*Exercise*: Collect all lines from the listing that include the string "data".

*Material for the task*:

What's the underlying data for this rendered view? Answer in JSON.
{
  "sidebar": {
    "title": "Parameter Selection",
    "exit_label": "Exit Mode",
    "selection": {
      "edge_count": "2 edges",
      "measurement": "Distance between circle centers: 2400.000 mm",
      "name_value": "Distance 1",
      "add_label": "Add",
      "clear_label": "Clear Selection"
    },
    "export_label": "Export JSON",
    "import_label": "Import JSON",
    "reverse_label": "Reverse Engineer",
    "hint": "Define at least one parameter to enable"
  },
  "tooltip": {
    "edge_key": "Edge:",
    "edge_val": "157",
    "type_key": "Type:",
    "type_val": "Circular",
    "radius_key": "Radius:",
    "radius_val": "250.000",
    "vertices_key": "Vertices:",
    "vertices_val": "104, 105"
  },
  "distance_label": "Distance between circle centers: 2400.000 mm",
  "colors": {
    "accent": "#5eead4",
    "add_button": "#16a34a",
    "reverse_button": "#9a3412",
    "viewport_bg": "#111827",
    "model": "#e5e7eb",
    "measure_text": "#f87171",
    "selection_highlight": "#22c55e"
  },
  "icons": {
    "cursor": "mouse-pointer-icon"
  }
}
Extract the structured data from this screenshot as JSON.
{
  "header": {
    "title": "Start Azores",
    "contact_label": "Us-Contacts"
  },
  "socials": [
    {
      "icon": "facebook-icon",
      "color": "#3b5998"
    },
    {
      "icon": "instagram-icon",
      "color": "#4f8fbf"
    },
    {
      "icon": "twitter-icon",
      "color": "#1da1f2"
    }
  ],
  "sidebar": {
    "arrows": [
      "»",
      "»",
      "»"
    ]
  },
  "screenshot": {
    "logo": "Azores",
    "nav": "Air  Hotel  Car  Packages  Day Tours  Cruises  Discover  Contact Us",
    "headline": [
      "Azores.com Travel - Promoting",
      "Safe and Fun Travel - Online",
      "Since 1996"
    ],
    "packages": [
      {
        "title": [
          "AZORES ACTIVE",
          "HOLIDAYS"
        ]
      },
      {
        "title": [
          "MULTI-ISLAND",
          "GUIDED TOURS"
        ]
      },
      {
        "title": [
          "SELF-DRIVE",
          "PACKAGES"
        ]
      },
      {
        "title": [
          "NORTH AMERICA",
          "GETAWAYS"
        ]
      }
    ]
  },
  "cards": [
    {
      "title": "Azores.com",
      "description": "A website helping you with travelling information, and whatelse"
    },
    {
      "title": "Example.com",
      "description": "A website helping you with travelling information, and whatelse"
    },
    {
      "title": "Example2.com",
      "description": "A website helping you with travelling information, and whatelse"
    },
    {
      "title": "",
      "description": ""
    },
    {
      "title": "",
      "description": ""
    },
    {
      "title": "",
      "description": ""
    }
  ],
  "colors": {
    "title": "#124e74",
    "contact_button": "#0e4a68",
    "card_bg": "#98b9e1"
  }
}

*Task result*:
What's the underlying data for this rendered view? Answer in JSON.
Extract the structured data from this screenshot as JSON.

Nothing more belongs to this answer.